> REQUEST: Arrange every line of the records below as a Markdown table with the columns "Row" and "Text", numbering the lines in order and omitting any blank lines.

> RECORD SET:
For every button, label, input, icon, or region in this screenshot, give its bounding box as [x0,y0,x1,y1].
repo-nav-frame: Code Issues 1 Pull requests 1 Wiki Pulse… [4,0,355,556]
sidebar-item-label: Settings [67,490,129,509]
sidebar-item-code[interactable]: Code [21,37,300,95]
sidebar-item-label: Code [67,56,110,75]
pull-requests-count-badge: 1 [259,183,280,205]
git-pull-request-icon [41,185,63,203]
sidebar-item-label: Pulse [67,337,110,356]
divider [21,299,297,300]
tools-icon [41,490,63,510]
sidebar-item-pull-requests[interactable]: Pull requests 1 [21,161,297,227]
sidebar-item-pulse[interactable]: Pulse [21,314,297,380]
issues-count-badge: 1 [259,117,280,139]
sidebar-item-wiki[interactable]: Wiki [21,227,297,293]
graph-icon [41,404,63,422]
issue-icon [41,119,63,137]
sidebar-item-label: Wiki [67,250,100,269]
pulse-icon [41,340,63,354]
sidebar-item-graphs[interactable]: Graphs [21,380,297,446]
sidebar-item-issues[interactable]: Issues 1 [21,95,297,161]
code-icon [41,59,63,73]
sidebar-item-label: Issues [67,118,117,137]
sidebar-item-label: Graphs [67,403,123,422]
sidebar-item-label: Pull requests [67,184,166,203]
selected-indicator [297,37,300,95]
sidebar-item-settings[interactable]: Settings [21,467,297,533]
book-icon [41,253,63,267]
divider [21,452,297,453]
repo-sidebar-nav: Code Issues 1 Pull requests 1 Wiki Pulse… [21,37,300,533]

> RESPONSE:
| Row | Text |
|---|---|
| 1 | For every button, label, input, icon, or region in this screenshot, give its bounding box as [x0,y0,x1,y1]. |
| 2 | repo-nav-frame: Code Issues 1 Pull requests 1 Wiki Pulse… [4,0,355,556] |
| 3 | sidebar-item-label: Settings [67,490,129,509] |
| 4 | sidebar-item-code[interactable]: Code [21,37,300,95] |
| 5 | sidebar-item-label: Code [67,56,110,75] |
| 6 | pull-requests-count-badge: 1 [259,183,280,205] |
| 7 | git-pull-request-icon [41,185,63,203] |
| 8 | sidebar-item-label: Pulse [67,337,110,356] |
| 9 | divider [21,299,297,300] |
| 10 | tools-icon [41,490,63,510] |
| 11 | sidebar-item-pull-requests[interactable]: Pull requests 1 [21,161,297,227] |
| 12 | sidebar-item-pulse[interactable]: Pulse [21,314,297,380] |
| 13 | issues-count-badge: 1 [259,117,280,139] |
| 14 | sidebar-item-wiki[interactable]: Wiki [21,227,297,293] |
| 15 | graph-icon [41,404,63,422] |
| 16 | issue-icon [41,119,63,137] |
| 17 | sidebar-item-label: Wiki [67,250,100,269] |
| 18 | pulse-icon [41,340,63,354] |
| 19 | sidebar-item-graphs[interactable]: Graphs [21,380,297,446] |
| 20 | sidebar-item-issues[interactable]: Issues 1 [21,95,297,161] |
| 21 | code-icon [41,59,63,73] |
| 22 | sidebar-item-label: Issues [67,118,117,137] |
| 23 | sidebar-item-label: Graphs [67,403,123,422] |
| 24 | sidebar-item-label: Pull requests [67,184,166,203] |
| 25 | selected-indicator [297,37,300,95] |
| 26 | sidebar-item-settings[interactable]: Settings [21,467,297,533] |
| 27 | book-icon [41,253,63,267] |
| 28 | divider [21,452,297,453] |
| 29 | repo-sidebar-nav: Code Issues 1 Pull requests 1 Wiki Pulse… [21,37,300,533] |